__Short exercise__: Search the material for the word "this" and report each line where it turns up.

-------- Data to use

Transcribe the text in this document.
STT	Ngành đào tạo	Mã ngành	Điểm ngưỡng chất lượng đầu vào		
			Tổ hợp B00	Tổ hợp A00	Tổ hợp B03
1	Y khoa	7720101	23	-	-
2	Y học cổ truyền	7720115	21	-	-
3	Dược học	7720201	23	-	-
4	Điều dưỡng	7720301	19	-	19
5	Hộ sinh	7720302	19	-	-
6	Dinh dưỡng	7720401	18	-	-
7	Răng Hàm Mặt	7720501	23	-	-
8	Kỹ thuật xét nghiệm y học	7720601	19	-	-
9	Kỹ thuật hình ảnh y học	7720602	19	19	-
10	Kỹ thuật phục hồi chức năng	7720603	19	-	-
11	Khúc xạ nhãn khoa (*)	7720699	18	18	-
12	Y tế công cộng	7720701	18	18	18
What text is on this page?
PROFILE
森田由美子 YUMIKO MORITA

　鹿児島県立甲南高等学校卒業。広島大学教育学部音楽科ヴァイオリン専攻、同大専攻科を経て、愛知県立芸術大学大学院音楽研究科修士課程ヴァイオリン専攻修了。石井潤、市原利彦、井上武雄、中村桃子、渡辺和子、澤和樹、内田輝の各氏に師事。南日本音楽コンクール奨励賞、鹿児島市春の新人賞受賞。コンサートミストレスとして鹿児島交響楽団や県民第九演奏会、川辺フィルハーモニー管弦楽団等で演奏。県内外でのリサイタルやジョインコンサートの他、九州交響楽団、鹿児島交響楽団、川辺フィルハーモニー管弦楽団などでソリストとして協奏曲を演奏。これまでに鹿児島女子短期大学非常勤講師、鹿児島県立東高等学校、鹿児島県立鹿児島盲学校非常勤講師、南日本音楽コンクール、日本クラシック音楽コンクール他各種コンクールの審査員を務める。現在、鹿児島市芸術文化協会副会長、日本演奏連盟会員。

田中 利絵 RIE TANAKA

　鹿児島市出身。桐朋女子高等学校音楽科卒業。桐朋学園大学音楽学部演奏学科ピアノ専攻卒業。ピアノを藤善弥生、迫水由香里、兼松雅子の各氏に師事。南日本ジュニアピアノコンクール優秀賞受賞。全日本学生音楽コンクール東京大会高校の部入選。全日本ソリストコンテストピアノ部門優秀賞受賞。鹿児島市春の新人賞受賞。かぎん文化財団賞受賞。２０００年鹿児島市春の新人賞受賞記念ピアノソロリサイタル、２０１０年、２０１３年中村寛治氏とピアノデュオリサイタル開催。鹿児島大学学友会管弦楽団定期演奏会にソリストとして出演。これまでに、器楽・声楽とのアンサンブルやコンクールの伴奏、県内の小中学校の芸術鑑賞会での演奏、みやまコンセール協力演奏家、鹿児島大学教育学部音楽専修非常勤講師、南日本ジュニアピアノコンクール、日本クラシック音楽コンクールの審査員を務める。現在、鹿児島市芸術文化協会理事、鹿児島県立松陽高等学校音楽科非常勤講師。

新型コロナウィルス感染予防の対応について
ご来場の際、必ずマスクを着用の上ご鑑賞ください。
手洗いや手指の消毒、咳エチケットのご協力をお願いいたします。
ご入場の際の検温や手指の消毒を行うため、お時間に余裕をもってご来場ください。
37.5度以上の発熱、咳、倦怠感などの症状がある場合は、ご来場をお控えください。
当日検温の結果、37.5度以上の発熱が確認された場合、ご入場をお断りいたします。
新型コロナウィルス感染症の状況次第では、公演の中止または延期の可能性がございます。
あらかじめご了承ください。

----------------

__The completed task__:
Transcribe the text in this document.
What text is on this page?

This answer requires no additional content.